Written problem:
Copy each line that has the string "type" somewhere in it.

Entries provided:
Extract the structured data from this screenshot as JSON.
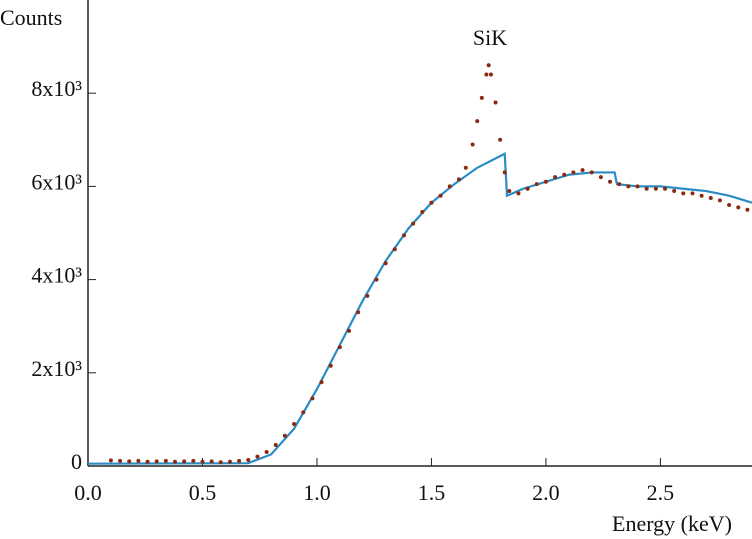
{
  "chart_data": {
    "type": "scatter",
    "y_label": "Counts",
    "x_label": "Energy (keV)",
    "annotation": "SiK",
    "xlim": [
      0,
      2.9
    ],
    "ylim": [
      0,
      10000
    ],
    "xticks": [
      {
        "value": 0,
        "label": "0.0"
      },
      0.5,
      {
        "value": 1,
        "label": "1.0"
      },
      1.5,
      {
        "value": 2,
        "label": "2.0"
      },
      2.5
    ],
    "yticks": [
      0,
      {
        "value": 2000,
        "label": "2x10³"
      },
      {
        "value": 4000,
        "label": "4x10³"
      },
      {
        "value": 6000,
        "label": "6x10³"
      },
      {
        "value": 8000,
        "label": "8x10³"
      }
    ],
    "series": [
      {
        "type": "scatter",
        "color": "#8b2a10",
        "x": [
          0.1,
          0.14,
          0.18,
          0.22,
          0.26,
          0.3,
          0.34,
          0.38,
          0.42,
          0.46,
          0.5,
          0.54,
          0.58,
          0.62,
          0.66,
          0.7,
          0.74,
          0.78,
          0.82,
          0.86,
          0.9,
          0.94,
          0.98,
          1.02,
          1.06,
          1.1,
          1.14,
          1.18,
          1.22,
          1.26,
          1.3,
          1.34,
          1.38,
          1.42,
          1.46,
          1.5,
          1.54,
          1.58,
          1.62,
          1.65,
          1.68,
          1.7,
          1.72,
          1.74,
          1.75,
          1.76,
          1.78,
          1.8,
          1.82,
          1.84,
          1.88,
          1.92,
          1.96,
          2.0,
          2.04,
          2.08,
          2.12,
          2.16,
          2.2,
          2.24,
          2.28,
          2.32,
          2.36,
          2.4,
          2.44,
          2.48,
          2.52,
          2.56,
          2.6,
          2.64,
          2.68,
          2.72,
          2.76,
          2.8,
          2.84,
          2.88
        ],
        "values": [
          120,
          110,
          100,
          110,
          90,
          100,
          110,
          90,
          100,
          110,
          90,
          100,
          80,
          90,
          110,
          130,
          200,
          300,
          450,
          650,
          900,
          1150,
          1450,
          1800,
          2150,
          2550,
          2900,
          3300,
          3650,
          4000,
          4350,
          4650,
          4950,
          5200,
          5450,
          5650,
          5800,
          6000,
          6150,
          6400,
          6900,
          7400,
          7900,
          8400,
          8600,
          8400,
          7800,
          7000,
          6300,
          5900,
          5850,
          5950,
          6050,
          6100,
          6200,
          6250,
          6300,
          6350,
          6300,
          6200,
          6100,
          6050,
          6000,
          6000,
          5950,
          5950,
          5950,
          5900,
          5850,
          5850,
          5800,
          5750,
          5700,
          5600,
          5550,
          5500
        ]
      },
      {
        "type": "line",
        "color": "#2b8cc4",
        "x": [
          0.0,
          0.7,
          0.8,
          0.9,
          1.0,
          1.1,
          1.2,
          1.3,
          1.4,
          1.5,
          1.6,
          1.7,
          1.82,
          1.83,
          1.9,
          2.0,
          2.1,
          2.2,
          2.3,
          2.31,
          2.4,
          2.5,
          2.6,
          2.7,
          2.8,
          2.9
        ],
        "values": [
          50,
          60,
          250,
          800,
          1650,
          2600,
          3550,
          4400,
          5100,
          5650,
          6050,
          6400,
          6700,
          5800,
          5950,
          6100,
          6250,
          6300,
          6300,
          6050,
          6000,
          6000,
          5950,
          5900,
          5800,
          5650
        ]
      }
    ]
  }
}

Answer for the task:
    "type": "scatter",
        "type": "scatter",
        "type": "line",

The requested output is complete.